#### TASK TO CARRY OUT:
Would you transcribe the whole listing exactly, minus its pictures?

━━━━━ EXTRACTED RECORDS ━━━━━

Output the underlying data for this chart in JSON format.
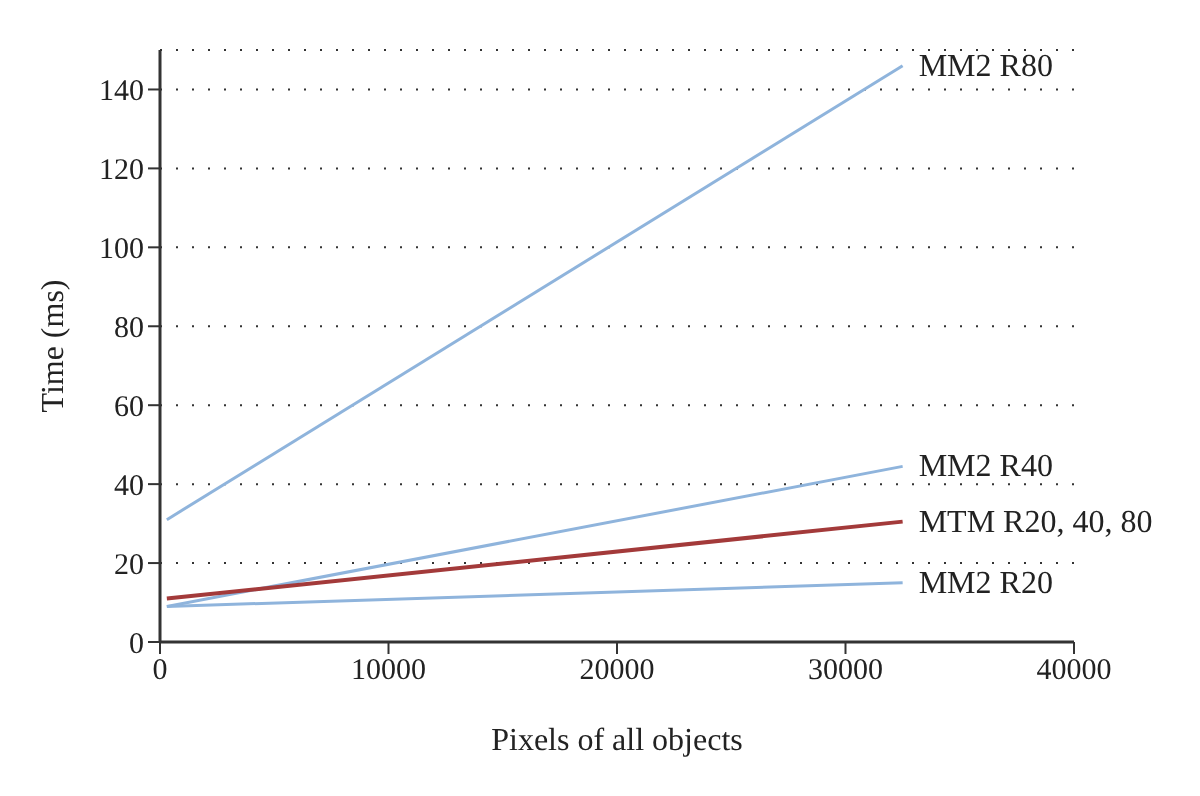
{
  "chart_data": {
    "type": "line",
    "xlabel": "Pixels of all objects",
    "ylabel": "Time (ms)",
    "x": [
      300,
      32500
    ],
    "xlim": [
      0,
      40000
    ],
    "xticks": [
      0,
      10000,
      20000,
      30000,
      40000
    ],
    "ylim": [
      0,
      150
    ],
    "yticks": [
      0,
      20,
      40,
      60,
      80,
      100,
      120,
      140
    ],
    "grid": "y",
    "marker": "none",
    "line_style": "solid",
    "series": [
      {
        "name": "MM2 R80",
        "color": "#8fb4dc",
        "values": [
          31,
          146
        ]
      },
      {
        "name": "MM2 R40",
        "color": "#8fb4dc",
        "values": [
          9,
          44.5
        ]
      },
      {
        "name": "MTM R20, 40, 80",
        "color": "#a33a3a",
        "values": [
          11,
          30.5
        ]
      },
      {
        "name": "MM2 R20",
        "color": "#8fb4dc",
        "values": [
          9,
          15
        ]
      }
    ]
  }
}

━━━━━

#### FINISHED TASK:
Output the underlying data for this chart in JSON format.
{
  "chart_data": {
    "type": "line",
    "xlabel": "Pixels of all objects",
    "ylabel": "Time (ms)",
    "x": [
      300,
      32500
    ],
    "xlim": [
      0,
      40000
    ],
    "xticks": [
      0,
      10000,
      20000,
      30000,
      40000
    ],
    "ylim": [
      0,
      150
    ],
    "yticks": [
      0,
      20,
      40,
      60,
      80,
      100,
      120,
      140
    ],
    "grid": "y",
    "marker": "none",
    "line_style": "solid",
    "series": [
      {
        "name": "MM2 R80",
        "color": "#8fb4dc",
        "values": [
          31,
          146
        ]
      },
      {
        "name": "MM2 R40",
        "color": "#8fb4dc",
        "values": [
          9,
          44.5
        ]
      },
      {
        "name": "MTM R20, 40, 80",
        "color": "#a33a3a",
        "values": [
          11,
          30.5
        ]
      },
      {
        "name": "MM2 R20",
        "color": "#8fb4dc",
        "values": [
          9,
          15
        ]
      }
    ]
  }
}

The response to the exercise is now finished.